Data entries
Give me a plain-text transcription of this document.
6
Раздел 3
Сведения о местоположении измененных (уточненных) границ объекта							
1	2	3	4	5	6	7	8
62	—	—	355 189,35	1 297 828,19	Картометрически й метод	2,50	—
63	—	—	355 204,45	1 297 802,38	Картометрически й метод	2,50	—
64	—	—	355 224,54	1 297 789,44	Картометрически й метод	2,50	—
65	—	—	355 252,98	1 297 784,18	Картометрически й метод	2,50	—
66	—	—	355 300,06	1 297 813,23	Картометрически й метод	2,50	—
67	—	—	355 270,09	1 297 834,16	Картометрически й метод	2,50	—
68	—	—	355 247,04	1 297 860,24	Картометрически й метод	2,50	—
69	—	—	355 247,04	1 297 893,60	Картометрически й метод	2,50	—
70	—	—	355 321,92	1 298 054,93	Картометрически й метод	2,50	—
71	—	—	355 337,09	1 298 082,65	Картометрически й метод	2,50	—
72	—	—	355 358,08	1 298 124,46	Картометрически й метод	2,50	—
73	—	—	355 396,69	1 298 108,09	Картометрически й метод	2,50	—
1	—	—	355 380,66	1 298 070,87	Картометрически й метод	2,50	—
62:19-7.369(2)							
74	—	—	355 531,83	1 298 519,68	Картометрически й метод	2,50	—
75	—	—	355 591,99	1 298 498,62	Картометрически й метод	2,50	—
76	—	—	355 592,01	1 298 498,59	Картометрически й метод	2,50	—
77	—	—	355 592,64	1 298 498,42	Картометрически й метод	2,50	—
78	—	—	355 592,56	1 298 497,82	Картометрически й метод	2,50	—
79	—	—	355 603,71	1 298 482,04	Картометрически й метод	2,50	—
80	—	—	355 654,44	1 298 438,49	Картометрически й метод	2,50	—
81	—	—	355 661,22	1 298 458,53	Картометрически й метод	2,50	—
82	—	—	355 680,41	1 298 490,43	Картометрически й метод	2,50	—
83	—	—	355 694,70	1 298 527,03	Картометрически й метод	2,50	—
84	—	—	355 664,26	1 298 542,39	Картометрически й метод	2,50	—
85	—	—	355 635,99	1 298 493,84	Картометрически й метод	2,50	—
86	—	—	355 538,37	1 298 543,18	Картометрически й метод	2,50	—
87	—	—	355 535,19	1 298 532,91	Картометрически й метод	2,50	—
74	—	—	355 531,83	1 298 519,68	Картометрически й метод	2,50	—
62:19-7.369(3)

## YOUR OBJECTIVE
Print out the whole listing exactly as it appears.

## EXPECTED OUTPUT
Give me a plain-text transcription of this document.
6
Раздел 3
Сведения о местоположении измененных (уточненных) границ объекта							
1	2	3	4	5	6	7	8
62	—	—	355 189,35	1 297 828,19	Картометрически й метод	2,50	—
63	—	—	355 204,45	1 297 802,38	Картометрически й метод	2,50	—
64	—	—	355 224,54	1 297 789,44	Картометрически й метод	2,50	—
65	—	—	355 252,98	1 297 784,18	Картометрически й метод	2,50	—
66	—	—	355 300,06	1 297 813,23	Картометрически й метод	2,50	—
67	—	—	355 270,09	1 297 834,16	Картометрически й метод	2,50	—
68	—	—	355 247,04	1 297 860,24	Картометрически й метод	2,50	—
69	—	—	355 247,04	1 297 893,60	Картометрически й метод	2,50	—
70	—	—	355 321,92	1 298 054,93	Картометрически й метод	2,50	—
71	—	—	355 337,09	1 298 082,65	Картометрически й метод	2,50	—
72	—	—	355 358,08	1 298 124,46	Картометрически й метод	2,50	—
73	—	—	355 396,69	1 298 108,09	Картометрически й метод	2,50	—
1	—	—	355 380,66	1 298 070,87	Картометрически й метод	2,50	—
62:19-7.369(2)							
74	—	—	355 531,83	1 298 519,68	Картометрически й метод	2,50	—
75	—	—	355 591,99	1 298 498,62	Картометрически й метод	2,50	—
76	—	—	355 592,01	1 298 498,59	Картометрически й метод	2,50	—
77	—	—	355 592,64	1 298 498,42	Картометрически й метод	2,50	—
78	—	—	355 592,56	1 298 497,82	Картометрически й метод	2,50	—
79	—	—	355 603,71	1 298 482,04	Картометрически й метод	2,50	—
80	—	—	355 654,44	1 298 438,49	Картометрически й метод	2,50	—
81	—	—	355 661,22	1 298 458,53	Картометрически й метод	2,50	—
82	—	—	355 680,41	1 298 490,43	Картометрически й метод	2,50	—
83	—	—	355 694,70	1 298 527,03	Картометрически й метод	2,50	—
84	—	—	355 664,26	1 298 542,39	Картометрически й метод	2,50	—
85	—	—	355 635,99	1 298 493,84	Картометрически й метод	2,50	—
86	—	—	355 538,37	1 298 543,18	Картометрически й метод	2,50	—
87	—	—	355 535,19	1 298 532,91	Картометрически й метод	2,50	—
74	—	—	355 531,83	1 298 519,68	Картометрически й метод	2,50	—
62:19-7.369(3)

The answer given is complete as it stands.